● Work item
Could you please return each line of the data that has the word "title"?

*** Provided entries ***

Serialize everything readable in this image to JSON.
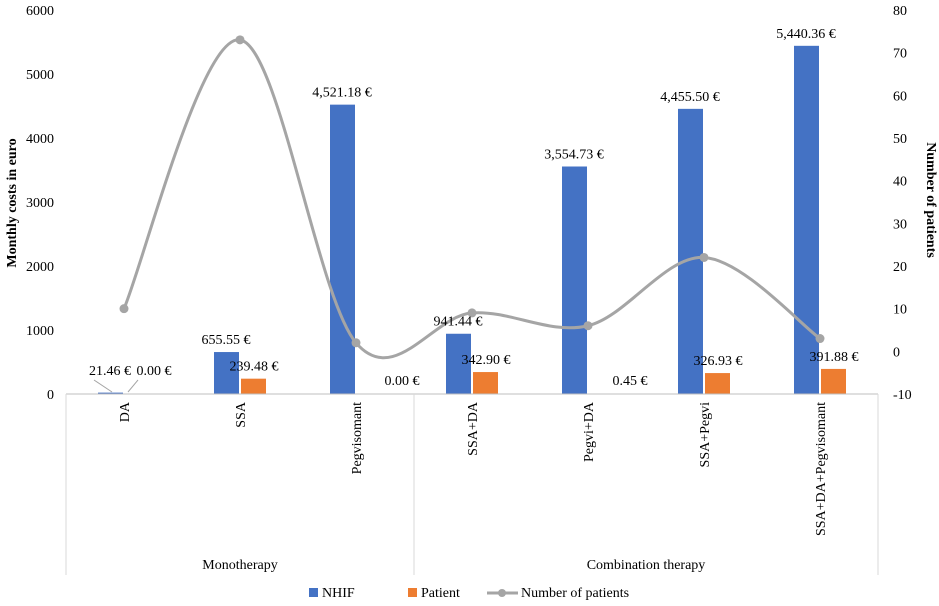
{
  "chart_data": {
    "type": "bar",
    "title": "",
    "ylabel": "Monthly costs in euro",
    "y2label": "Number of patients",
    "ylim": [
      0,
      6000
    ],
    "yticks": [
      0,
      1000,
      2000,
      3000,
      4000,
      5000,
      6000
    ],
    "y2lim": [
      -10,
      80
    ],
    "y2ticks": [
      -10,
      0,
      10,
      20,
      30,
      40,
      50,
      60,
      70,
      80
    ],
    "categories": [
      "DA",
      "SSA",
      "Pegvisomant",
      "SSA+DA",
      "Pegvi+DA",
      "SSA+Pegvi",
      "SSA+DA+Pegvisomant"
    ],
    "groups": [
      {
        "name": "Monotherapy",
        "count": 3
      },
      {
        "name": "Combination therapy",
        "count": 4
      }
    ],
    "series": [
      {
        "name": "NHIF",
        "type": "bar",
        "color": "#4472c4",
        "values": [
          21.46,
          655.55,
          4521.18,
          941.44,
          3554.73,
          4455.5,
          5440.36
        ],
        "labels": [
          "21.46 €",
          "655.55 €",
          "4,521.18 €",
          "941.44 €",
          "3,554.73 €",
          "4,455.50 €",
          "5,440.36 €"
        ]
      },
      {
        "name": "Patient",
        "type": "bar",
        "color": "#ed7d31",
        "values": [
          0.0,
          239.48,
          0.0,
          342.9,
          0.45,
          326.93,
          391.88
        ],
        "labels": [
          "0.00 €",
          "239.48 €",
          "0.00 €",
          "342.90 €",
          "0.45 €",
          "326.93 €",
          "391.88 €"
        ]
      },
      {
        "name": "Number of patients",
        "type": "line",
        "axis": "secondary",
        "color": "#a5a5a5",
        "values": [
          10,
          73,
          2,
          9,
          6,
          22,
          3
        ]
      }
    ],
    "legend_position": "bottom"
  }
}
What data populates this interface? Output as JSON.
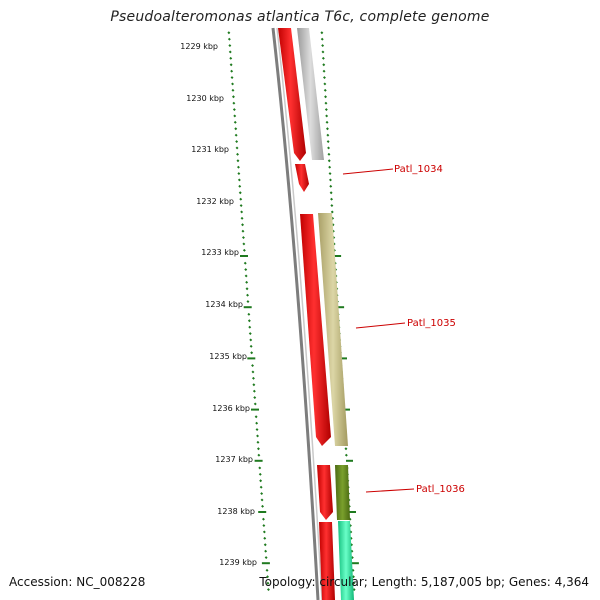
{
  "title": "Pseudoalteromonas atlantica T6c, complete genome",
  "accession": "Accession: NC_008228",
  "summary": "Topology: circular; Length: 5,187,005 bp; Genes: 4,364",
  "scale_labels": [
    "1229 kbp",
    "1230 kbp",
    "1231 kbp",
    "1232 kbp",
    "1233 kbp",
    "1234 kbp",
    "1235 kbp",
    "1236 kbp",
    "1237 kbp",
    "1238 kbp",
    "1239 kbp"
  ],
  "gene_labels": [
    "Patl_1034",
    "Patl_1035",
    "Patl_1036"
  ],
  "colors": {
    "forward_gene": "#ff1a1a",
    "gray_feature": "#b8b8b8",
    "khaki_feature": "#c7c088",
    "olive_feature": "#6b8e23",
    "green_feature": "#2ee6a0",
    "tick": "#1f7a1f",
    "label": "#cc0000",
    "backbone": "#8a8a8a"
  }
}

*** End of Provided entries ***

● Solution to the problem
    "title": "",
  "title": "Pseudoalteromonas atlantica T6c, complete genome",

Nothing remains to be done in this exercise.